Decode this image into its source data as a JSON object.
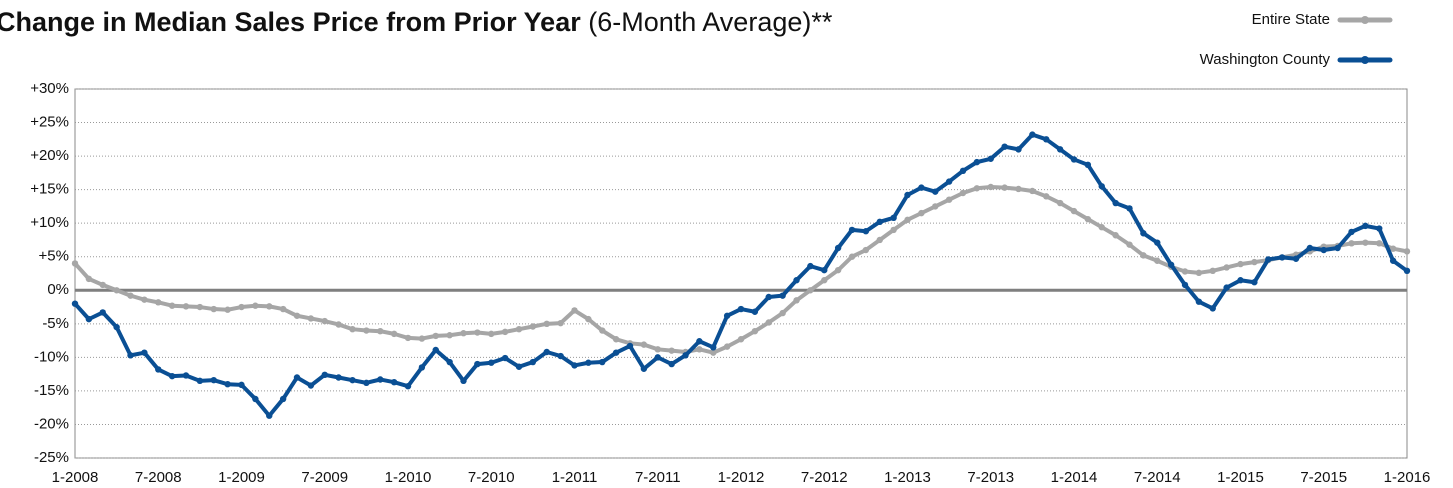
{
  "chart_data": {
    "type": "line",
    "title": "Change in Median Sales Price from Prior Year",
    "subtitle": "(6-Month Average)**",
    "categories": [
      "1-2008",
      null,
      null,
      null,
      null,
      null,
      "7-2008",
      null,
      null,
      null,
      null,
      null,
      "1-2009",
      null,
      null,
      null,
      null,
      null,
      "7-2009",
      null,
      null,
      null,
      null,
      null,
      "1-2010",
      null,
      null,
      null,
      null,
      null,
      "7-2010",
      null,
      null,
      null,
      null,
      null,
      "1-2011",
      null,
      null,
      null,
      null,
      null,
      "7-2011",
      null,
      null,
      null,
      null,
      null,
      "1-2012",
      null,
      null,
      null,
      null,
      null,
      "7-2012",
      null,
      null,
      null,
      null,
      null,
      "1-2013",
      null,
      null,
      null,
      null,
      null,
      "7-2013",
      null,
      null,
      null,
      null,
      null,
      "1-2014",
      null,
      null,
      null,
      null,
      null,
      "7-2014",
      null,
      null,
      null,
      null,
      null,
      "1-2015",
      null,
      null,
      null,
      null,
      null,
      "7-2015",
      null,
      null,
      null,
      null,
      null,
      "1-2016"
    ],
    "series": [
      {
        "name": "Entire State",
        "color": "#a6a6a6",
        "values": [
          4,
          1.7,
          0.8,
          0,
          -0.8,
          -1.4,
          -1.8,
          -2.3,
          -2.4,
          -2.5,
          -2.8,
          -2.9,
          -2.5,
          -2.3,
          -2.4,
          -2.8,
          -3.8,
          -4.2,
          -4.6,
          -5.1,
          -5.8,
          -6,
          -6.1,
          -6.5,
          -7.1,
          -7.2,
          -6.8,
          -6.7,
          -6.4,
          -6.3,
          -6.5,
          -6.2,
          -5.8,
          -5.4,
          -5,
          -4.9,
          -3,
          -4.3,
          -6,
          -7.3,
          -7.9,
          -8.1,
          -8.8,
          -9,
          -9.2,
          -8.8,
          -9.3,
          -8.4,
          -7.3,
          -6.1,
          -4.8,
          -3.4,
          -1.5,
          0,
          1.5,
          3,
          5,
          6,
          7.5,
          9,
          10.5,
          11.5,
          12.5,
          13.5,
          14.5,
          15.2,
          15.4,
          15.3,
          15.1,
          14.8,
          14,
          13,
          11.8,
          10.6,
          9.4,
          8.2,
          6.8,
          5.2,
          4.4,
          3.5,
          2.8,
          2.6,
          2.9,
          3.4,
          3.9,
          4.2,
          4.5,
          4.9,
          5.3,
          5.8,
          6.5,
          6.6,
          7,
          7.1,
          7,
          6.2,
          5.8
        ]
      },
      {
        "name": "Washington County",
        "color": "#0a4f94",
        "values": [
          -2,
          -4.3,
          -3.3,
          -5.5,
          -9.7,
          -9.3,
          -11.8,
          -12.8,
          -12.7,
          -13.5,
          -13.4,
          -14,
          -14.1,
          -16.2,
          -18.7,
          -16.2,
          -13,
          -14.2,
          -12.6,
          -13,
          -13.4,
          -13.8,
          -13.3,
          -13.7,
          -14.3,
          -11.5,
          -8.9,
          -10.7,
          -13.5,
          -11,
          -10.8,
          -10.1,
          -11.4,
          -10.7,
          -9.2,
          -9.8,
          -11.2,
          -10.8,
          -10.7,
          -9.3,
          -8.3,
          -11.7,
          -10,
          -11,
          -9.7,
          -7.6,
          -8.5,
          -3.8,
          -2.8,
          -3.2,
          -1,
          -0.8,
          1.5,
          3.6,
          3,
          6.3,
          9,
          8.8,
          10.2,
          10.8,
          14.2,
          15.3,
          14.7,
          16.2,
          17.8,
          19.1,
          19.6,
          21.4,
          21,
          23.2,
          22.5,
          21,
          19.5,
          18.7,
          15.5,
          13,
          12.2,
          8.5,
          7.1,
          3.8,
          0.8,
          -1.7,
          -2.7,
          0.4,
          1.5,
          1.2,
          4.6,
          4.9,
          4.7,
          6.3,
          6,
          6.3,
          8.7,
          9.6,
          9.2,
          4.4,
          2.9
        ]
      }
    ],
    "ylim": [
      -25,
      30
    ],
    "yticks": [
      {
        "value": -25,
        "label": "-25%"
      },
      {
        "value": -20,
        "label": "-20%"
      },
      {
        "value": -15,
        "label": "-15%"
      },
      {
        "value": -10,
        "label": "-10%"
      },
      {
        "value": -5,
        "label": "-5%"
      },
      {
        "value": 0,
        "label": "0%"
      },
      {
        "value": 5,
        "label": "+5%"
      },
      {
        "value": 10,
        "label": "+10%"
      },
      {
        "value": 15,
        "label": "+15%"
      },
      {
        "value": 20,
        "label": "+20%"
      },
      {
        "value": 25,
        "label": "+25%"
      },
      {
        "value": 30,
        "label": "+30%"
      }
    ],
    "grid": true,
    "legend": "top-right"
  }
}
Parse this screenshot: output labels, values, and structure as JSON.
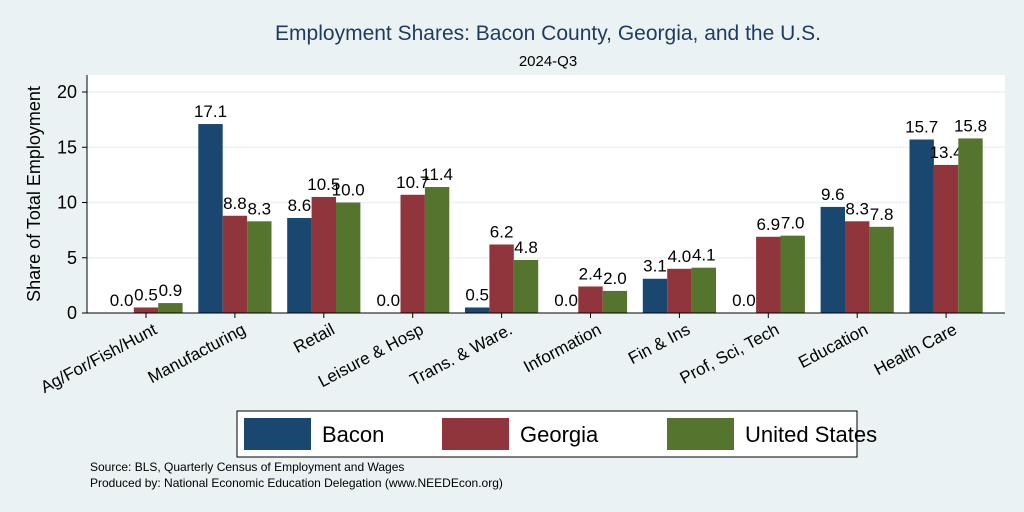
{
  "chart_data": {
    "type": "bar",
    "title": "Employment Shares: Bacon County, Georgia, and the U.S.",
    "subtitle": "2024-Q3",
    "xlabel": "",
    "ylabel": "Share of Total Employment",
    "ylim": [
      0,
      21.5
    ],
    "yticks": [
      0,
      5,
      10,
      15,
      20
    ],
    "grid": true,
    "legend_position": "bottom",
    "categories": [
      "Ag/For/Fish/Hunt",
      "Manufacturing",
      "Retail",
      "Leisure & Hosp",
      "Trans. & Ware.",
      "Information",
      "Fin & Ins",
      "Prof, Sci, Tech",
      "Education",
      "Health Care"
    ],
    "series": [
      {
        "name": "Bacon",
        "color": "#1a476f",
        "values": [
          0.0,
          17.1,
          8.6,
          0.0,
          0.5,
          0.0,
          3.1,
          0.0,
          9.6,
          15.7
        ]
      },
      {
        "name": "Georgia",
        "color": "#90353b",
        "values": [
          0.5,
          8.8,
          10.5,
          10.7,
          6.2,
          2.4,
          4.0,
          6.9,
          8.3,
          13.4
        ]
      },
      {
        "name": "United States",
        "color": "#55752f",
        "values": [
          0.9,
          8.3,
          10.0,
          11.4,
          4.8,
          2.0,
          4.1,
          7.0,
          7.8,
          15.8
        ]
      }
    ],
    "notes": [
      "Source: BLS, Quarterly Census of Employment and Wages",
      "Produced by: National Economic Education Delegation (www.NEEDEcon.org)"
    ]
  }
}
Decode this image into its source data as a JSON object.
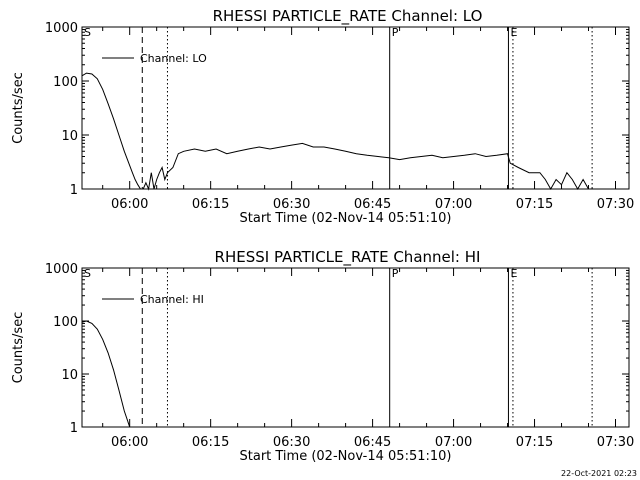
{
  "footer_timestamp": "22-Oct-2021 02:23",
  "chart_data": [
    {
      "type": "line",
      "title": "RHESSI PARTICLE_RATE Channel: LO",
      "xlabel": "Start Time (02-Nov-14 05:51:10)",
      "ylabel": "Counts/sec",
      "yscale": "log",
      "ylim": [
        1,
        1000
      ],
      "xlim": [
        "05:51:10",
        "07:32:30"
      ],
      "x_ticks": [
        "06:00",
        "06:15",
        "06:30",
        "06:45",
        "07:00",
        "07:15",
        "07:30"
      ],
      "y_ticks": [
        "1",
        "10",
        "100",
        "1000"
      ],
      "grid": false,
      "legend": {
        "position": "top-left",
        "entries": [
          "Channel: LO"
        ]
      },
      "markers": [
        {
          "label": "S",
          "time": "05:51:10",
          "style": "none"
        },
        {
          "label": "",
          "time": "06:02:20",
          "style": "dashed"
        },
        {
          "label": "",
          "time": "06:07:00",
          "style": "dotted"
        },
        {
          "label": "P",
          "time": "06:48:10",
          "style": "solid"
        },
        {
          "label": "E",
          "time": "07:10:10",
          "style": "solid"
        },
        {
          "label": "",
          "time": "07:11:00",
          "style": "dotted"
        },
        {
          "label": "",
          "time": "07:25:40",
          "style": "dotted"
        }
      ],
      "series": [
        {
          "name": "Channel: LO",
          "x": [
            "05:51:10",
            "05:52:00",
            "05:53:00",
            "05:54:00",
            "05:55:00",
            "05:56:00",
            "05:57:00",
            "05:58:00",
            "05:59:00",
            "05:59:50",
            "06:00:30",
            "06:01:00",
            "06:01:30",
            "06:02:00",
            "06:02:30",
            "06:03:00",
            "06:03:30",
            "06:04:00",
            "06:04:30",
            "06:05:00",
            "06:05:30",
            "06:06:00",
            "06:06:30",
            "06:07:00",
            "06:08:00",
            "06:09:00",
            "06:10:00",
            "06:12:00",
            "06:14:00",
            "06:16:00",
            "06:18:00",
            "06:20:00",
            "06:22:00",
            "06:24:00",
            "06:26:00",
            "06:28:00",
            "06:30:00",
            "06:32:00",
            "06:34:00",
            "06:36:00",
            "06:38:00",
            "06:40:00",
            "06:42:00",
            "06:44:00",
            "06:46:00",
            "06:48:00",
            "06:50:00",
            "06:52:00",
            "06:54:00",
            "06:56:00",
            "06:58:00",
            "07:00:00",
            "07:02:00",
            "07:04:00",
            "07:06:00",
            "07:08:00",
            "07:10:00",
            "07:10:30",
            "07:12:00",
            "07:14:00",
            "07:16:00",
            "07:17:00",
            "07:18:00",
            "07:19:00",
            "07:20:00",
            "07:21:00",
            "07:22:00",
            "07:23:00",
            "07:24:00",
            "07:25:00",
            "07:26:00"
          ],
          "values": [
            125,
            140,
            135,
            110,
            70,
            38,
            20,
            10,
            5,
            3,
            2,
            1.5,
            1.2,
            1,
            1,
            1.3,
            1,
            2,
            1,
            1.5,
            2,
            2.5,
            1.5,
            2,
            2.5,
            4.5,
            5,
            5.5,
            5,
            5.5,
            4.5,
            5,
            5.5,
            6,
            5.5,
            6,
            6.5,
            7,
            6,
            6,
            5.5,
            5,
            4.5,
            4.2,
            4,
            3.8,
            3.5,
            3.8,
            4,
            4.2,
            3.8,
            4,
            4.2,
            4.5,
            4,
            4.2,
            4.5,
            3,
            2.5,
            2,
            2,
            1.5,
            1,
            1.5,
            1.2,
            2,
            1.5,
            1,
            1.5,
            1,
            1
          ]
        }
      ]
    },
    {
      "type": "line",
      "title": "RHESSI PARTICLE_RATE Channel: HI",
      "xlabel": "Start Time (02-Nov-14 05:51:10)",
      "ylabel": "Counts/sec",
      "yscale": "log",
      "ylim": [
        1,
        1000
      ],
      "xlim": [
        "05:51:10",
        "07:32:30"
      ],
      "x_ticks": [
        "06:00",
        "06:15",
        "06:30",
        "06:45",
        "07:00",
        "07:15",
        "07:30"
      ],
      "y_ticks": [
        "1",
        "10",
        "100",
        "1000"
      ],
      "grid": false,
      "legend": {
        "position": "top-left",
        "entries": [
          "Channel: HI"
        ]
      },
      "markers": [
        {
          "label": "S",
          "time": "05:51:10",
          "style": "none"
        },
        {
          "label": "",
          "time": "06:02:20",
          "style": "dashed"
        },
        {
          "label": "",
          "time": "06:07:00",
          "style": "dotted"
        },
        {
          "label": "P",
          "time": "06:48:10",
          "style": "solid"
        },
        {
          "label": "E",
          "time": "07:10:10",
          "style": "solid"
        },
        {
          "label": "",
          "time": "07:11:00",
          "style": "dotted"
        },
        {
          "label": "",
          "time": "07:25:40",
          "style": "dotted"
        }
      ],
      "series": [
        {
          "name": "Channel: HI",
          "x": [
            "05:51:10",
            "05:52:00",
            "05:53:00",
            "05:54:00",
            "05:55:00",
            "05:56:00",
            "05:57:00",
            "05:58:00",
            "05:59:00",
            "06:00:00"
          ],
          "values": [
            95,
            100,
            90,
            70,
            45,
            25,
            12,
            5,
            2,
            1
          ]
        }
      ]
    }
  ]
}
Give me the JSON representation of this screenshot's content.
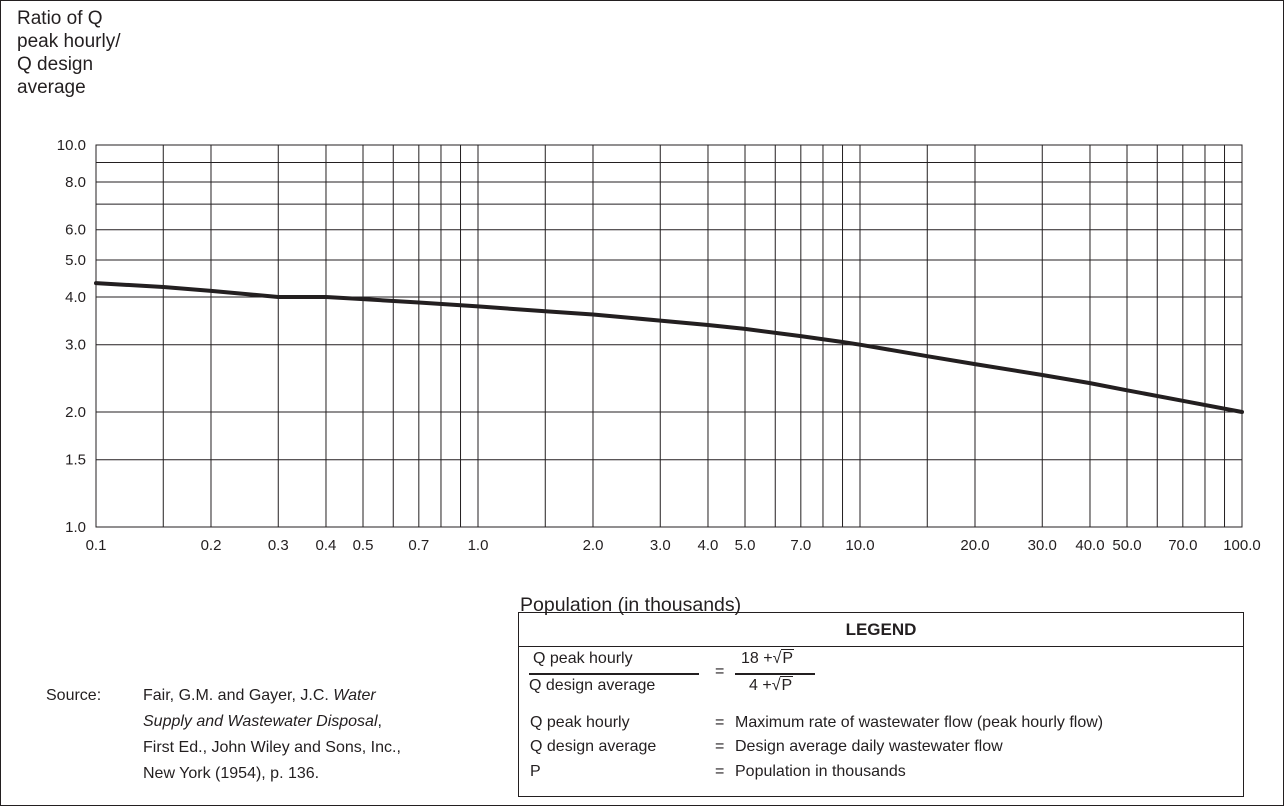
{
  "ylabel_lines": [
    "Ratio of Q",
    "peak hourly/",
    "Q design",
    "average"
  ],
  "chart_data": {
    "type": "line",
    "xscale": "log",
    "yscale": "log",
    "xlim": [
      0.1,
      100
    ],
    "ylim": [
      1.0,
      10.0
    ],
    "xlabel": "Population (in thousands)",
    "ylabel": "Ratio of Q peak hourly/ Q design average",
    "grid": true,
    "x_ticks": [
      {
        "value": 0.1,
        "label": "0.1"
      },
      {
        "value": 0.2,
        "label": "0.2"
      },
      {
        "value": 0.3,
        "label": "0.3"
      },
      {
        "value": 0.4,
        "label": "0.4"
      },
      {
        "value": 0.5,
        "label": "0.5"
      },
      {
        "value": 0.7,
        "label": "0.7"
      },
      {
        "value": 1,
        "label": "1.0"
      },
      {
        "value": 2,
        "label": "2.0"
      },
      {
        "value": 3,
        "label": "3.0"
      },
      {
        "value": 4,
        "label": "4.0"
      },
      {
        "value": 5,
        "label": "5.0"
      },
      {
        "value": 7,
        "label": "7.0"
      },
      {
        "value": 10,
        "label": "10.0"
      },
      {
        "value": 20,
        "label": "20.0"
      },
      {
        "value": 30,
        "label": "30.0"
      },
      {
        "value": 40,
        "label": "40.0"
      },
      {
        "value": 50,
        "label": "50.0"
      },
      {
        "value": 70,
        "label": "70.0"
      },
      {
        "value": 100,
        "label": "100.0"
      }
    ],
    "y_ticks": [
      {
        "value": 1,
        "label": "1.0"
      },
      {
        "value": 1.5,
        "label": "1.5"
      },
      {
        "value": 2,
        "label": "2.0"
      },
      {
        "value": 3,
        "label": "3.0"
      },
      {
        "value": 4,
        "label": "4.0"
      },
      {
        "value": 5,
        "label": "5.0"
      },
      {
        "value": 6,
        "label": "6.0"
      },
      {
        "value": 8,
        "label": "8.0"
      },
      {
        "value": 10,
        "label": "10.0"
      }
    ],
    "x_grid": [
      0.1,
      0.15,
      0.2,
      0.3,
      0.4,
      0.5,
      0.6,
      0.7,
      0.8,
      0.9,
      1,
      1.5,
      2,
      3,
      4,
      5,
      6,
      7,
      8,
      9,
      10,
      15,
      20,
      30,
      40,
      50,
      60,
      70,
      80,
      90,
      100
    ],
    "y_grid": [
      1,
      1.5,
      2,
      3,
      4,
      5,
      6,
      7,
      8,
      9,
      10
    ],
    "series": [
      {
        "x": [
          0.1,
          0.15,
          0.2,
          0.3,
          0.4,
          0.5,
          0.7,
          1,
          1.5,
          2,
          3,
          4,
          5,
          7,
          9,
          10,
          15,
          20,
          30,
          40,
          50,
          70,
          100
        ],
        "y": [
          4.35,
          4.25,
          4.15,
          4.0,
          4.0,
          3.95,
          3.87,
          3.78,
          3.67,
          3.6,
          3.47,
          3.38,
          3.3,
          3.16,
          3.05,
          3.0,
          2.8,
          2.67,
          2.5,
          2.38,
          2.28,
          2.14,
          2.0
        ]
      }
    ]
  },
  "legend": {
    "title": "LEGEND",
    "formula": {
      "lhs_numerator": "Q peak hourly",
      "lhs_denominator": "Q design average",
      "equals": "=",
      "rhs_numerator_prefix": "18 +",
      "rhs_denominator_prefix": "4 +",
      "sqrt_symbol": "√",
      "sqrt_var": "P"
    },
    "definitions": [
      {
        "term": "Q peak hourly",
        "eq": "=",
        "desc": "Maximum rate of wastewater flow (peak hourly flow)"
      },
      {
        "term": "Q design average",
        "eq": "=",
        "desc": "Design average daily wastewater flow"
      },
      {
        "term": "P",
        "eq": "=",
        "desc": "Population in thousands"
      }
    ]
  },
  "source": {
    "key": "Source:",
    "line1_plain": "Fair, G.M. and Gayer, J.C. ",
    "line1_italic": "Water",
    "line2_italic": "Supply and Wastewater Disposal",
    "line2_plain": ",",
    "line3": "First Ed., John Wiley and Sons, Inc.,",
    "line4": "New York (1954), p. 136."
  }
}
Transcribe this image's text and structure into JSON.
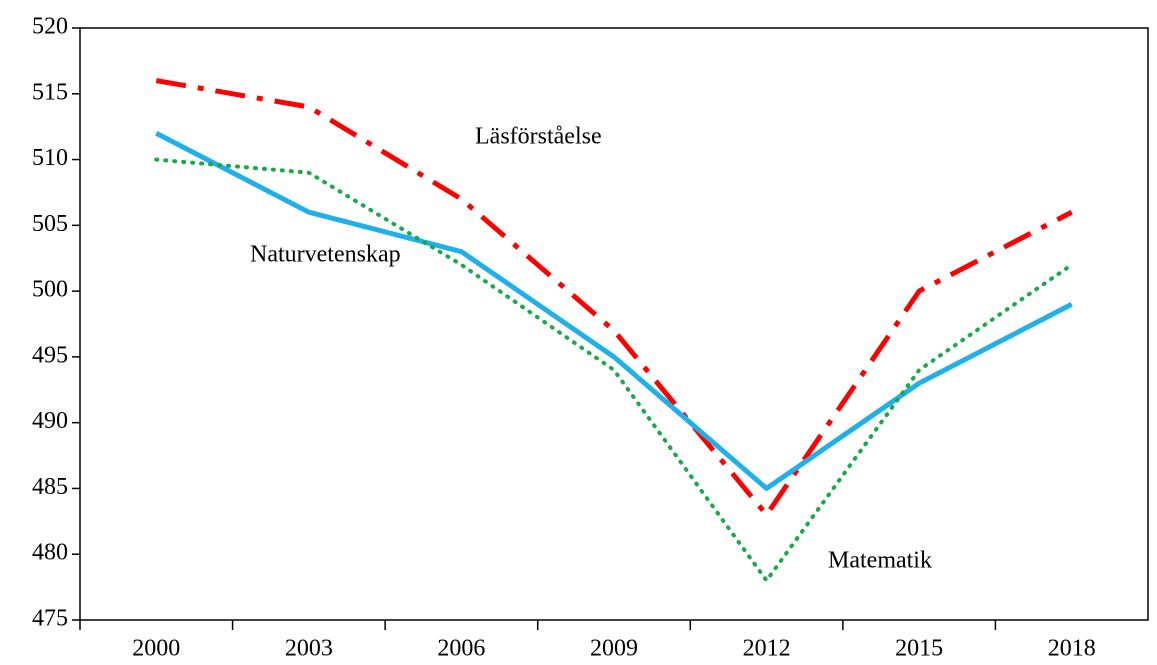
--- --- ---
**WRITTEN PROBLEM:** Pull out each line of the listing that holds the string "Bacon".

**RESPONSE FOR THIS EXERCISE:**
    "title": "Employment Shares: Bacon County, Georgia, and the U.S.",
        "name": "Bacon",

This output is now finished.